Directions -
Every record should be copied exactly, except that pictures are to be omitted.

* * *

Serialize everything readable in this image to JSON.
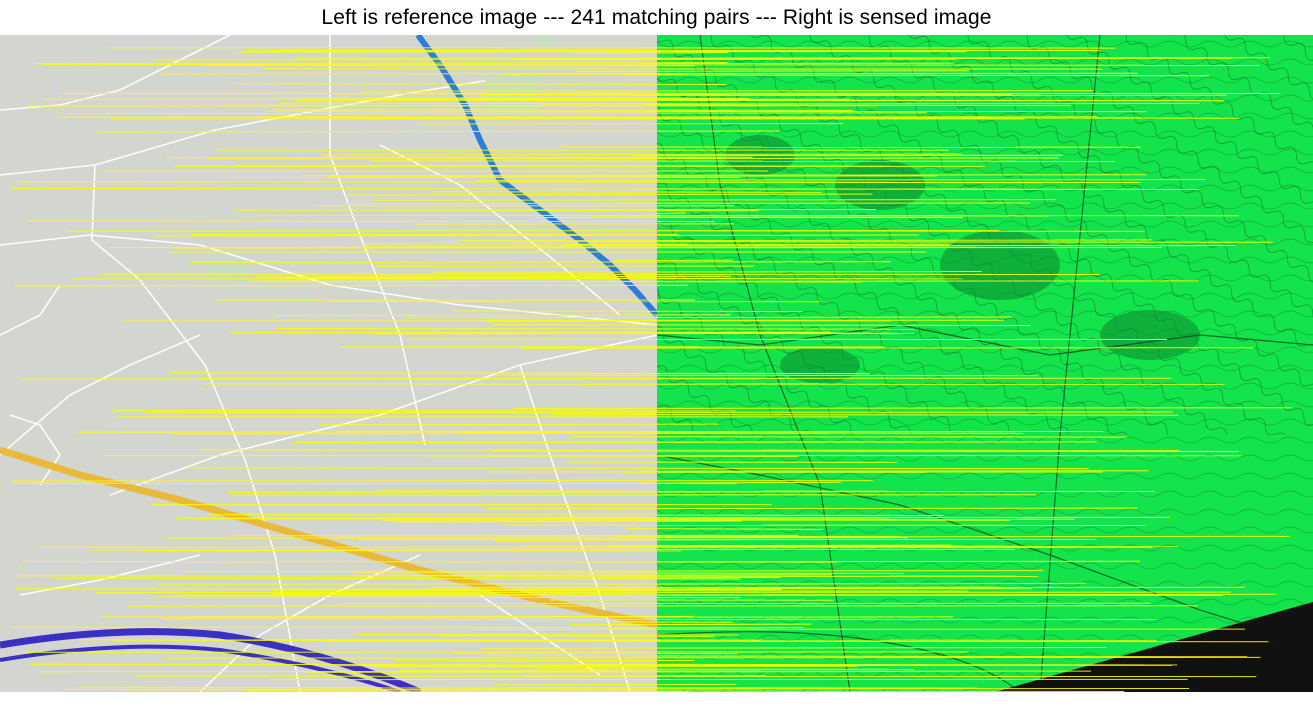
{
  "title": "Left is reference image --- 241 matching pairs --- Right is sensed image",
  "figure": {
    "reference_panel": "map",
    "sensed_panel": "terrain",
    "match_line_color": "#ffff00",
    "map_background_color": "#d3d5cf",
    "terrain_color": "#13e44b",
    "river_color": "#2b7ed8",
    "highway_color": "#e9b93a",
    "road_color_blue": "#3b2fc4",
    "void_color": "#111111"
  }
}
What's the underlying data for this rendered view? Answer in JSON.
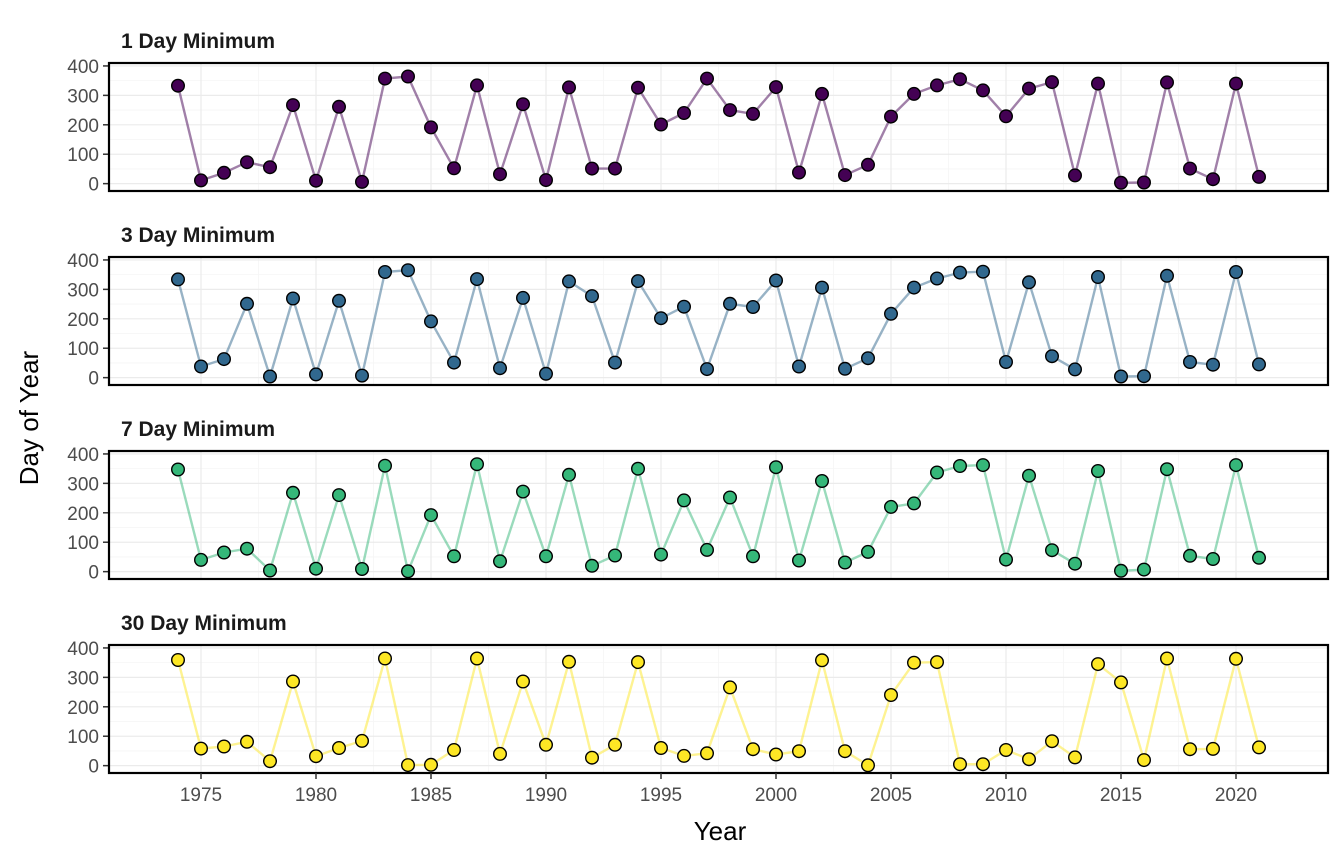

* * *

Solution for this task -
Serialize everything readable in this image to JSON.
{
  "title": "Left is reference image --- 241 matching pairs --- Right is sensed image",
  "figure": {
    "reference_panel": "map",
    "sensed_panel": "terrain",
    "match_line_color": "#ffff00",
    "map_background_color": "#d3d5cf",
    "terrain_color": "#13e44b",
    "river_color": "#2b7ed8",
    "highway_color": "#e9b93a",
    "road_color_blue": "#3b2fc4",
    "void_color": "#111111"
  }
}
What's the underlying data for this rendered view? Answer in JSON.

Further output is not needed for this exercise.